[Document transcription data]
———
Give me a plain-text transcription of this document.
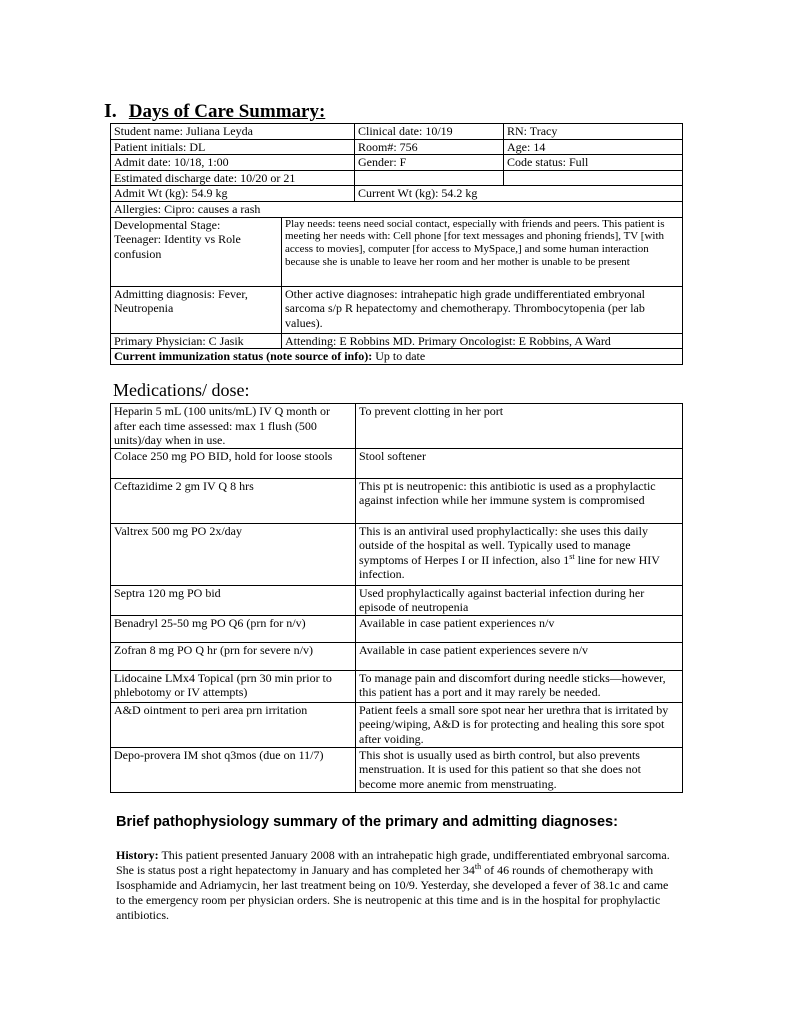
I. Days of Care Summary:
Student name: Juliana Leyda		Clinical date: 10/19	RN: Tracy
Patient initials: DL		Room#: 756	Age: 14
Admit date: 10/18, 1:00		Gender: F	Code status: Full
Estimated discharge date: 10/20 or 21			
Admit Wt (kg): 54.9 kg		Current Wt (kg): 54.2 kg	
Allergies: Cipro: causes a rash			
Developmental Stage:
Teenager: Identity vs Role confusion	Play needs: teens need social contact, especially with friends and peers. This patient is meeting her needs with: Cell phone [for text messages and phoning friends], TV [with access to movies], computer [for access to MySpace,] and some human interaction because she is unable to leave her room and her mother is unable to be present		
Admitting diagnosis: Fever, Neutropenia	Other active diagnoses: intrahepatic high grade undifferentiated embryonal sarcoma s/p R hepatectomy and chemotherapy. Thrombocytopenia (per lab values).		
Primary Physician: C Jasik	Attending: E Robbins MD. Primary Oncologist: E Robbins, A Ward		
Current immunization status (note source of info): Up to date			
Medications/ dose:
Heparin 5 mL (100 units/mL) IV Q month or after each time assessed: max 1 flush (500 units)/day when in use.	To prevent clotting in her port
Colace 250 mg PO BID, hold for loose stools	Stool softener
Ceftazidime 2 gm IV Q 8 hrs	This pt is neutropenic: this antibiotic is used as a prophylactic against infection while her immune system is compromised
Valtrex 500 mg PO 2x/day	This is an antiviral used prophylactically: she uses this daily outside of the hospital as well. Typically used to manage symptoms of Herpes I or II infection, also 1st line for new HIV infection.
Septra 120 mg PO bid	Used prophylactically against bacterial infection during her episode of neutropenia
Benadryl 25-50 mg PO Q6 (prn for n/v)	Available in case patient experiences n/v
Zofran 8 mg PO Q hr (prn for severe n/v)	Available in case patient experiences severe n/v
Lidocaine LMx4 Topical (prn 30 min prior to phlebotomy or IV attempts)	To manage pain and discomfort during needle sticks—however, this patient has a port and it may rarely be needed.
A&D ointment to peri area prn irritation	Patient feels a small sore spot near her urethra that is irritated by peeing/wiping, A&D is for protecting and healing this sore spot after voiding.
Depo-provera IM shot q3mos (due on 11/7)	This shot is usually used as birth control, but also prevents menstruation. It is used for this patient so that she does not become more anemic from menstruating.
Brief pathophysiology summary of the primary and admitting diagnoses:
History: This patient presented January 2008 with an intrahepatic high grade, undifferentiated embryonal sarcoma. She is status post a right hepatectomy in January and has completed her 34th of 46 rounds of chemotherapy with Isosphamide and Adriamycin, her last treatment being on 10/9. Yesterday, she developed a fever of 38.1c and came to the emergency room per physician orders. She is neutropenic at this time and is in the hospital for prophylactic antibiotics.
———
» **Problem to work on**: When you copy the data above, keep each line exact and omit the pictures.

» **Answer for this exercise**:
Give me a plain-text transcription of this document.
I. Days of Care Summary:
Student name: Juliana Leyda		Clinical date: 10/19	RN: Tracy
Patient initials: DL		Room#: 756	Age: 14
Admit date: 10/18, 1:00		Gender: F	Code status: Full
Estimated discharge date: 10/20 or 21			
Admit Wt (kg): 54.9 kg		Current Wt (kg): 54.2 kg	
Allergies: Cipro: causes a rash			
Developmental Stage:
Teenager: Identity vs Role confusion	Play needs: teens need social contact, especially with friends and peers. This patient is meeting her needs with: Cell phone [for text messages and phoning friends], TV [with access to movies], computer [for access to MySpace,] and some human interaction because she is unable to leave her room and her mother is unable to be present		
Admitting diagnosis: Fever, Neutropenia	Other active diagnoses: intrahepatic high grade undifferentiated embryonal sarcoma s/p R hepatectomy and chemotherapy. Thrombocytopenia (per lab values).		
Primary Physician: C Jasik	Attending: E Robbins MD. Primary Oncologist: E Robbins, A Ward		
Current immunization status (note source of info): Up to date			
Medications/ dose:
Heparin 5 mL (100 units/mL) IV Q month or after each time assessed: max 1 flush (500 units)/day when in use.	To prevent clotting in her port
Colace 250 mg PO BID, hold for loose stools	Stool softener
Ceftazidime 2 gm IV Q 8 hrs	This pt is neutropenic: this antibiotic is used as a prophylactic against infection while her immune system is compromised
Valtrex 500 mg PO 2x/day	This is an antiviral used prophylactically: she uses this daily outside of the hospital as well. Typically used to manage symptoms of Herpes I or II infection, also 1st line for new HIV infection.
Septra 120 mg PO bid	Used prophylactically against bacterial infection during her episode of neutropenia
Benadryl 25-50 mg PO Q6 (prn for n/v)	Available in case patient experiences n/v
Zofran 8 mg PO Q hr (prn for severe n/v)	Available in case patient experiences severe n/v
Lidocaine LMx4 Topical (prn 30 min prior to phlebotomy or IV attempts)	To manage pain and discomfort during needle sticks—however, this patient has a port and it may rarely be needed.
A&D ointment to peri area prn irritation	Patient feels a small sore spot near her urethra that is irritated by peeing/wiping, A&D is for protecting and healing this sore spot after voiding.
Depo-provera IM shot q3mos (due on 11/7)	This shot is usually used as birth control, but also prevents menstruation. It is used for this patient so that she does not become more anemic from menstruating.
Brief pathophysiology summary of the primary and admitting diagnoses:
History: This patient presented January 2008 with an intrahepatic high grade, undifferentiated embryonal sarcoma. She is status post a right hepatectomy in January and has completed her 34th of 46 rounds of chemotherapy with Isosphamide and Adriamycin, her last treatment being on 10/9. Yesterday, she developed a fever of 38.1c and came to the emergency room per physician orders. She is neutropenic at this time and is in the hospital for prophylactic antibiotics.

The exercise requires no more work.